» YOUR GOAL: From the entries below, copy every line holding the word "this".

» LISTED ENTRIES:
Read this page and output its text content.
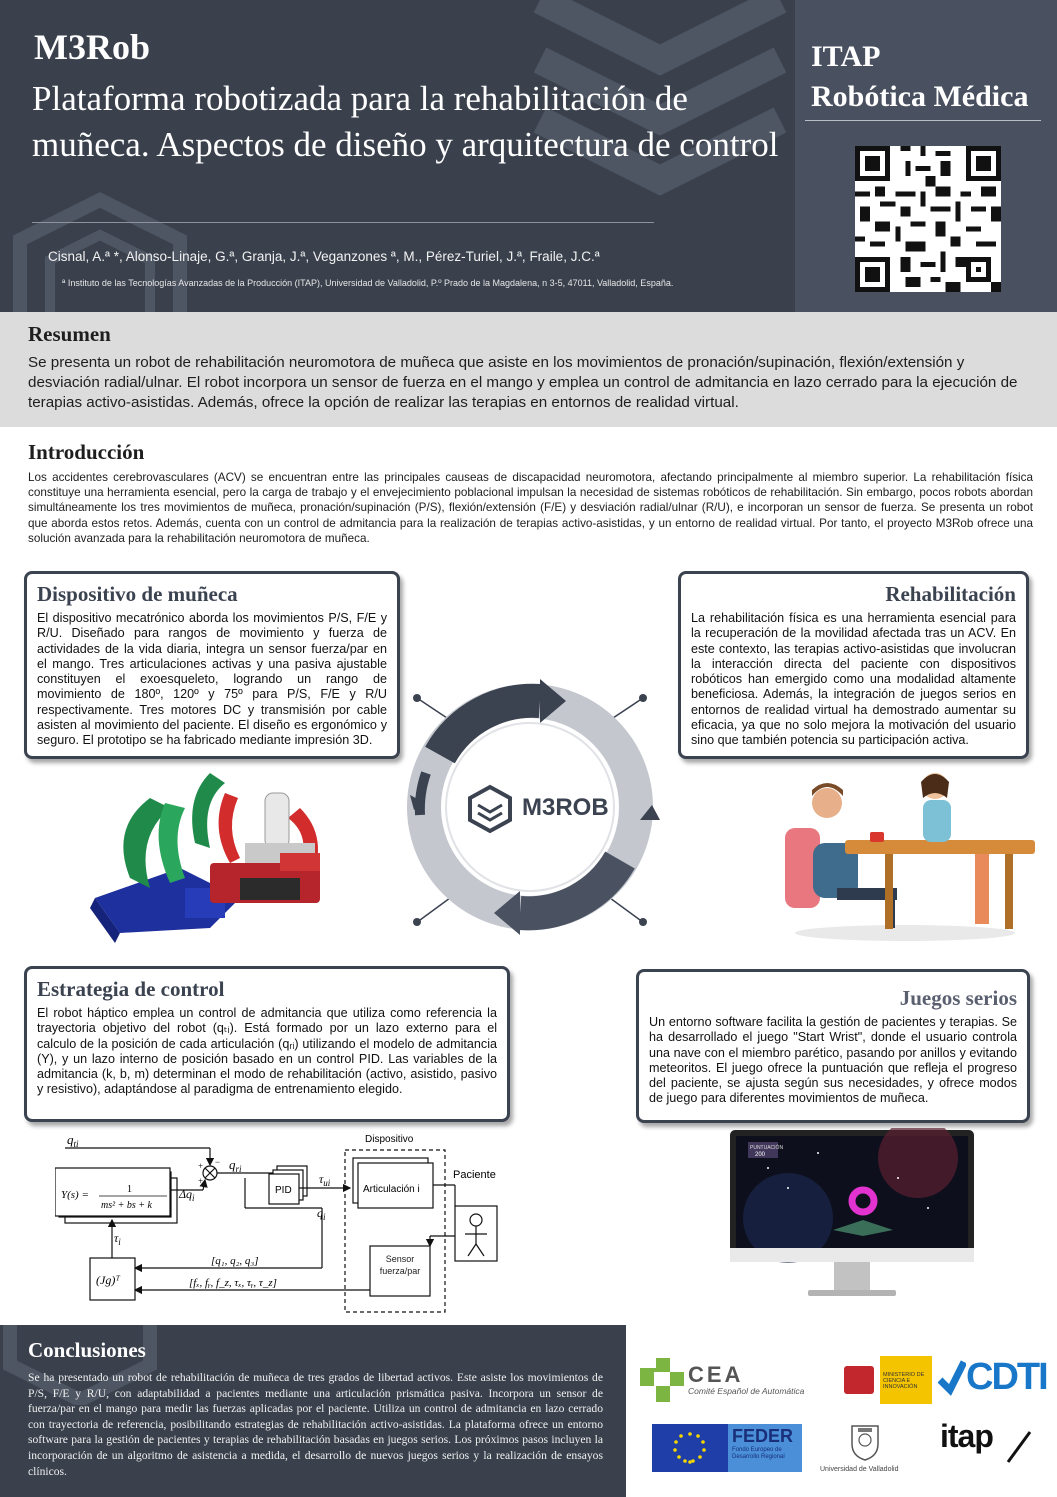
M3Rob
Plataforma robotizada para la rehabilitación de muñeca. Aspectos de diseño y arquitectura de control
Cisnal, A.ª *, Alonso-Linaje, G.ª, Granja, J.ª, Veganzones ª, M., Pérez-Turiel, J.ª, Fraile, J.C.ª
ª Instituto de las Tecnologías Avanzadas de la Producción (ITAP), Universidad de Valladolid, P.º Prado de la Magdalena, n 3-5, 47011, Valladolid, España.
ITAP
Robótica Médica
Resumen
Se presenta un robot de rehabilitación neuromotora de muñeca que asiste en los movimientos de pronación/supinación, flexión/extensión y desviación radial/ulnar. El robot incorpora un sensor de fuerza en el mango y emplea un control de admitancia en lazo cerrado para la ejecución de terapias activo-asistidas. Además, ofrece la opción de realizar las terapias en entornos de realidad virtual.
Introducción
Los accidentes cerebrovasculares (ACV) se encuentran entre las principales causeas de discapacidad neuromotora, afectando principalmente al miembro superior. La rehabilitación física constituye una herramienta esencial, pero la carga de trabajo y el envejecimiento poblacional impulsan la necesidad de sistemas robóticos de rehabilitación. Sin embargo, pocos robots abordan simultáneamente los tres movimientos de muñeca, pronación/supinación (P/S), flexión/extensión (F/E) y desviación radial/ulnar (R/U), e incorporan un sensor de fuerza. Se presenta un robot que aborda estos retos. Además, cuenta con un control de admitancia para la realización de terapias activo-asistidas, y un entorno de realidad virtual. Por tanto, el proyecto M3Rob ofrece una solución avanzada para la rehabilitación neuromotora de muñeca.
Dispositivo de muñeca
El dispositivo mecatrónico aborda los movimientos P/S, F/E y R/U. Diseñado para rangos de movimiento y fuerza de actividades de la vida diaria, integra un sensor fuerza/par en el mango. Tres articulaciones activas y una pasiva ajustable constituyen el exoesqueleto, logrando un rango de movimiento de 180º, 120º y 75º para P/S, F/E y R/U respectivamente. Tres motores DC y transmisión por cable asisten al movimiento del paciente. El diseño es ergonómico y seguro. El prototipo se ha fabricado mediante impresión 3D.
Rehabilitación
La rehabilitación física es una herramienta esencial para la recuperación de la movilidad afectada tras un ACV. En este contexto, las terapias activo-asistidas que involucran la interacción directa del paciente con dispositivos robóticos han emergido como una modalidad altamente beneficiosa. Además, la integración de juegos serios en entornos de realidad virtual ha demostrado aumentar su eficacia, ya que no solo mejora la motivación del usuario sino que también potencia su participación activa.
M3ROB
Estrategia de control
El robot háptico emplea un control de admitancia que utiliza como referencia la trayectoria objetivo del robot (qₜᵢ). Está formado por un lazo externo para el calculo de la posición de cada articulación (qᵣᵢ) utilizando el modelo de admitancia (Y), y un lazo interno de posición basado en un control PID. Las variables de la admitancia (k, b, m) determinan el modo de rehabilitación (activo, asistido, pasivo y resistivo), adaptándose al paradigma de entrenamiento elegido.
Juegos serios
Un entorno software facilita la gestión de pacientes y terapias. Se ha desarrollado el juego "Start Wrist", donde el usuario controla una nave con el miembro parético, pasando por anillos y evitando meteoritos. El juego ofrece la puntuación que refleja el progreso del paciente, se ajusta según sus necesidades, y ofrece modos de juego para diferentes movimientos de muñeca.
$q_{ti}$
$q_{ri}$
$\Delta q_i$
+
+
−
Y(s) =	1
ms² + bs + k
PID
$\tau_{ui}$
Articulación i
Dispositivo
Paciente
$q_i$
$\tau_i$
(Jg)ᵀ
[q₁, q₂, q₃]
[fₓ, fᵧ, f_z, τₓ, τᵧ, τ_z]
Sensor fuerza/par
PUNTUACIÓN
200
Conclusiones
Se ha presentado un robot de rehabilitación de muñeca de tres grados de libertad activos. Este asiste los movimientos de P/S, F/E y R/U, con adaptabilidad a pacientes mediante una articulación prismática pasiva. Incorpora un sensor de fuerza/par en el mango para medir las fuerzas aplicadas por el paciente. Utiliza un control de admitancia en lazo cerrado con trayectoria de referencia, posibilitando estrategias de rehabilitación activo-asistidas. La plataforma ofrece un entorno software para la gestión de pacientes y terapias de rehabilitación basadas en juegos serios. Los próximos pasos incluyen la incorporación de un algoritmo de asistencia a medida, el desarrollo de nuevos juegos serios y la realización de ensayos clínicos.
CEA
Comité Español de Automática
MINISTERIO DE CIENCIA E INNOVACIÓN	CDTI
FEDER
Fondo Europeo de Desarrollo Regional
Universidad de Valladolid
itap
...
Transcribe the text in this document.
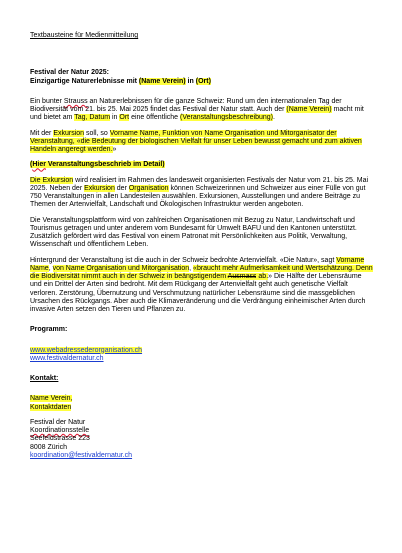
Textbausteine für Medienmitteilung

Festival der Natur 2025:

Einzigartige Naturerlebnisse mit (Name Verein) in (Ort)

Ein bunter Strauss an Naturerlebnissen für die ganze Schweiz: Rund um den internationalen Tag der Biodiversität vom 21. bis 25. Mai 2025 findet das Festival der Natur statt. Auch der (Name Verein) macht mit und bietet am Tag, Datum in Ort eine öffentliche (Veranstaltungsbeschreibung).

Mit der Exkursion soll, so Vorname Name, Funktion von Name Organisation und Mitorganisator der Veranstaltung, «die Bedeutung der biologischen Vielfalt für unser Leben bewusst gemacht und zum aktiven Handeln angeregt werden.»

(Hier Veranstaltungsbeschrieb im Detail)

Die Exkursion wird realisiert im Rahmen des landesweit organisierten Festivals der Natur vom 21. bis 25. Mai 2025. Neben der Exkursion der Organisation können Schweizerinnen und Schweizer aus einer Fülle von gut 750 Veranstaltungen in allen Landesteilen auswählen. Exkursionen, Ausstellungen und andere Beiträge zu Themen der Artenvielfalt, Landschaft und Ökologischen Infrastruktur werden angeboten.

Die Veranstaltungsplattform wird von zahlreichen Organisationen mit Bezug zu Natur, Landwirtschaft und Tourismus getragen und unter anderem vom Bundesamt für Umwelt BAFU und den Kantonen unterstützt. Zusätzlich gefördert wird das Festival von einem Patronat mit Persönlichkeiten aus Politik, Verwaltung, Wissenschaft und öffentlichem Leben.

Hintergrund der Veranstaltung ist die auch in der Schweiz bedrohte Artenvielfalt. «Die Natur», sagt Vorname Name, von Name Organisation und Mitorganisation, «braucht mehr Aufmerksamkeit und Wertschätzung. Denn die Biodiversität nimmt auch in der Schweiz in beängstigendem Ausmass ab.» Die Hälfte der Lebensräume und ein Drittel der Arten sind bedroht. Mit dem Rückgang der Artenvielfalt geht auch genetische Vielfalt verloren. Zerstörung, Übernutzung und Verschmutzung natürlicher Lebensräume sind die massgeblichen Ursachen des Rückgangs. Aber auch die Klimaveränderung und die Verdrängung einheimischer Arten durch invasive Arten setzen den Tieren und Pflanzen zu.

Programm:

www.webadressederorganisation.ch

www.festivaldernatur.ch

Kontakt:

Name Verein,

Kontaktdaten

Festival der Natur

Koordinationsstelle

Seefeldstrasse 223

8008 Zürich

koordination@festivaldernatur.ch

» SOLVED EXERCISE:
Read this page and output its text content.
Transcribe the text in this document.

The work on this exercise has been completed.